* _TASK BRIEF_
Go through each line of the records below and count those with the word "Section". Give only the count.

======== GIVEN DATA ========

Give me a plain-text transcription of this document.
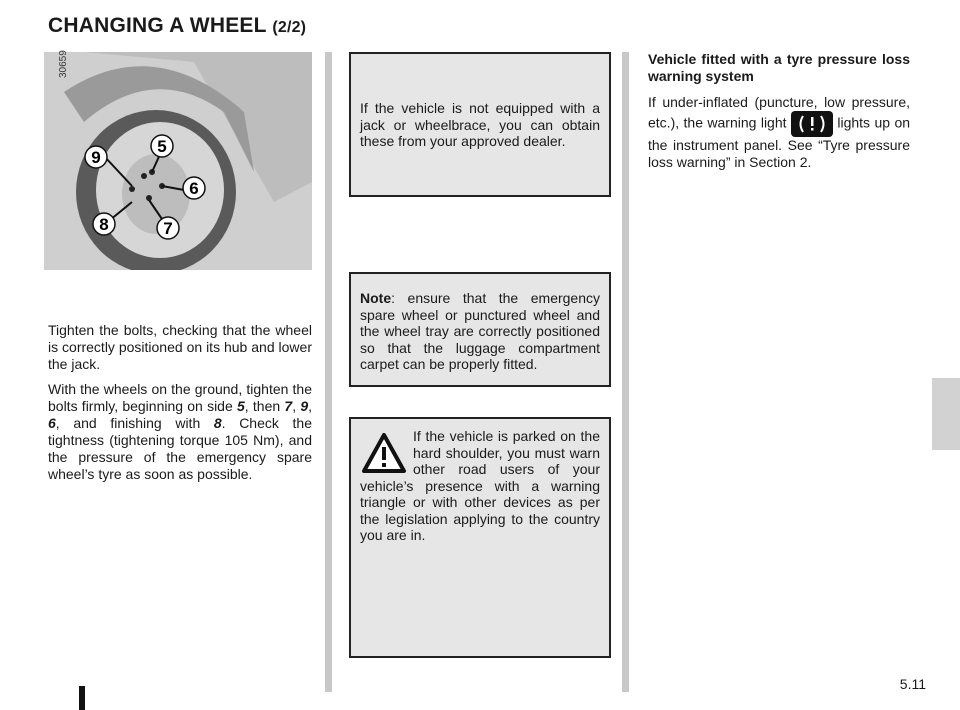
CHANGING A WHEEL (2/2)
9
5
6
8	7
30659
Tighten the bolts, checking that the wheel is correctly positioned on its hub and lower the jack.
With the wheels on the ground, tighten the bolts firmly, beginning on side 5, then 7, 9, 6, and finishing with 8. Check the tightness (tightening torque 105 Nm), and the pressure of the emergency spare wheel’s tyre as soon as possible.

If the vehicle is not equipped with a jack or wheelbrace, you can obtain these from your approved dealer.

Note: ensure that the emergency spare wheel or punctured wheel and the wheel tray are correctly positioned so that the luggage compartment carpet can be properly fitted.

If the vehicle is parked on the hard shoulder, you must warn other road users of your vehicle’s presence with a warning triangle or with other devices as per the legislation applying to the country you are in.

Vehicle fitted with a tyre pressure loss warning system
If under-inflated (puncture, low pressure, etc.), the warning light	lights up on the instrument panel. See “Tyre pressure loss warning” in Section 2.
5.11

========
======== GIVEN DATA ========

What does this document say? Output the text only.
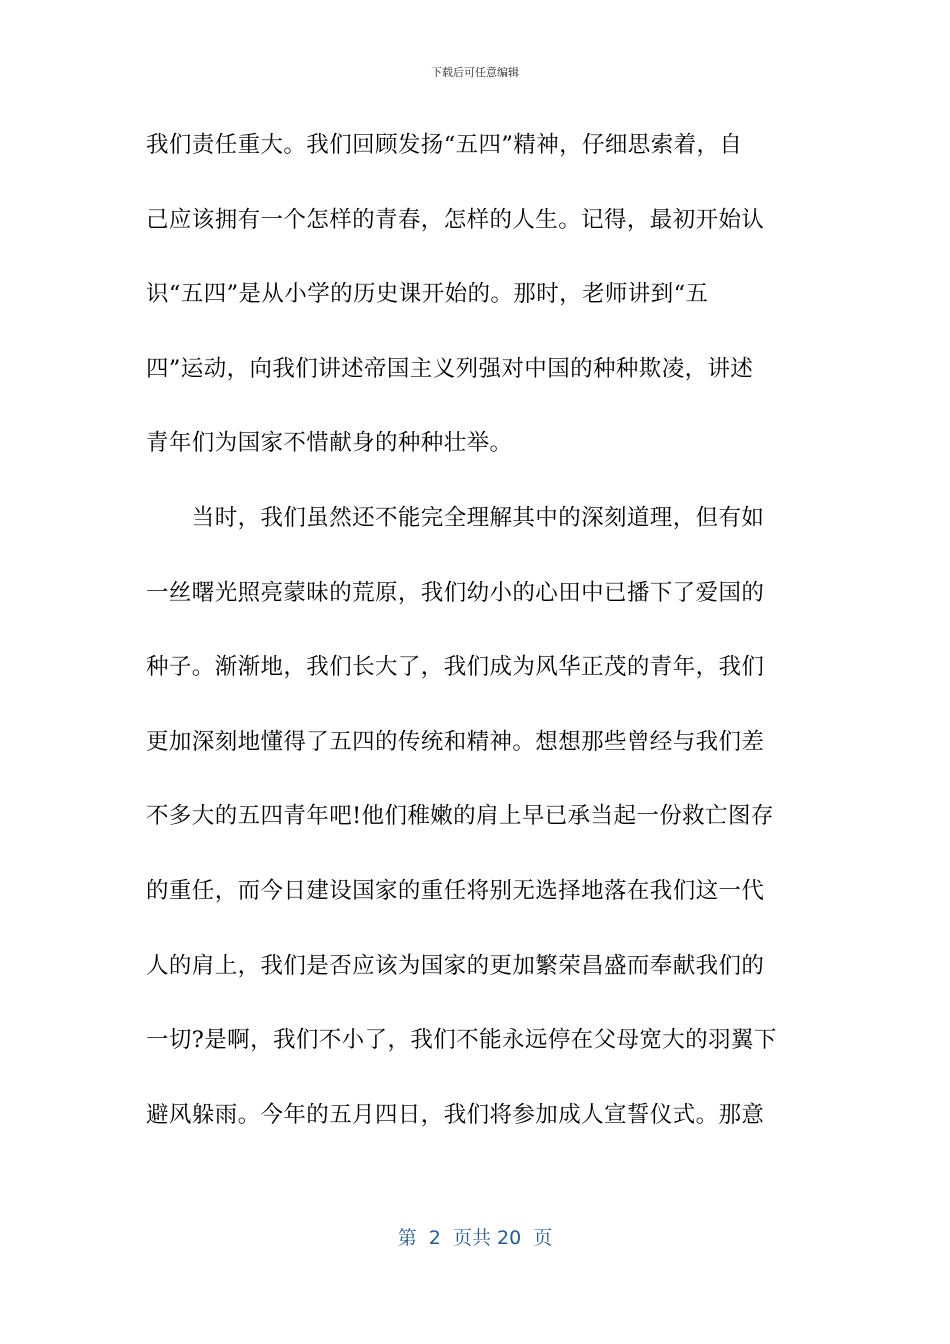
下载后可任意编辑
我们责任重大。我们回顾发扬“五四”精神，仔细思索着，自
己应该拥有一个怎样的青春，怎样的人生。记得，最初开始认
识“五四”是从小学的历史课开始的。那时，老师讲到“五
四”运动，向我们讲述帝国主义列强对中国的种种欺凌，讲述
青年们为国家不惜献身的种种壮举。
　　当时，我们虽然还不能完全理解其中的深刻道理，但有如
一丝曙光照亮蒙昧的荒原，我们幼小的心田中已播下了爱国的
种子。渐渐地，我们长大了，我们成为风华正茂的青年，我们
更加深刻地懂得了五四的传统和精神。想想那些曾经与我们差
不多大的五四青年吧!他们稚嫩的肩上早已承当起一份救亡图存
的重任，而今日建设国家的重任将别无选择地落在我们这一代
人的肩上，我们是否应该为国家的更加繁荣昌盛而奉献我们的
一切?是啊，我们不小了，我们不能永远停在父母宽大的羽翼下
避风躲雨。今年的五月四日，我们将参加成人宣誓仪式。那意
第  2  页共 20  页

========
======== GIVEN DATA ========

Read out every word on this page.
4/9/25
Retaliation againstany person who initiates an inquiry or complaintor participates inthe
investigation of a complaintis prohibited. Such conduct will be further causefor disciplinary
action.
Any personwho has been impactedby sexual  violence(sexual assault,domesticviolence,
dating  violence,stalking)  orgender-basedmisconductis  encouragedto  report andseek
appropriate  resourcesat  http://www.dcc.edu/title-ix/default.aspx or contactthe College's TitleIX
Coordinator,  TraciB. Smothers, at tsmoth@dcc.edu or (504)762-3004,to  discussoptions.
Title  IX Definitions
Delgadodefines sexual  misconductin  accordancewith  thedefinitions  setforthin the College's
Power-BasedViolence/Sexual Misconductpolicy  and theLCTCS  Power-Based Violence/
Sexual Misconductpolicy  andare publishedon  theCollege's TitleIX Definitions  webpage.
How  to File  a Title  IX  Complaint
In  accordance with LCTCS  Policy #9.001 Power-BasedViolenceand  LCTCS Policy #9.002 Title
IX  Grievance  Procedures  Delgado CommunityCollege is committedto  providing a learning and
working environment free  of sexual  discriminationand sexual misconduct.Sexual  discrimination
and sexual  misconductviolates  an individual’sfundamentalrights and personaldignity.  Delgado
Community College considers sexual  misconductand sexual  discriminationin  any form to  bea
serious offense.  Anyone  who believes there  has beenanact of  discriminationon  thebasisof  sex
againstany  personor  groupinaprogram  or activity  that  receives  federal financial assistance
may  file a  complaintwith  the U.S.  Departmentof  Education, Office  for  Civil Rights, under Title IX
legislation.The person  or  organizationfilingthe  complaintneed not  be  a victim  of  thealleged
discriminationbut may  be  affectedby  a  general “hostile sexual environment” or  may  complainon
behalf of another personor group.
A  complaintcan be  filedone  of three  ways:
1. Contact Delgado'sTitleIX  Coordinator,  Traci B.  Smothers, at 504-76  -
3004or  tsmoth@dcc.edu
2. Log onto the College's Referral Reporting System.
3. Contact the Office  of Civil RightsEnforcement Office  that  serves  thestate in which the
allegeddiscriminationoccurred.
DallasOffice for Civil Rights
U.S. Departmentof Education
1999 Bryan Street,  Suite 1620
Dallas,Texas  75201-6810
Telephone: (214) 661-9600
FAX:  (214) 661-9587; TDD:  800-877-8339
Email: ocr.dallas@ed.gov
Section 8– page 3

========

* _RESPONSE TO THIS EXERCISE_
2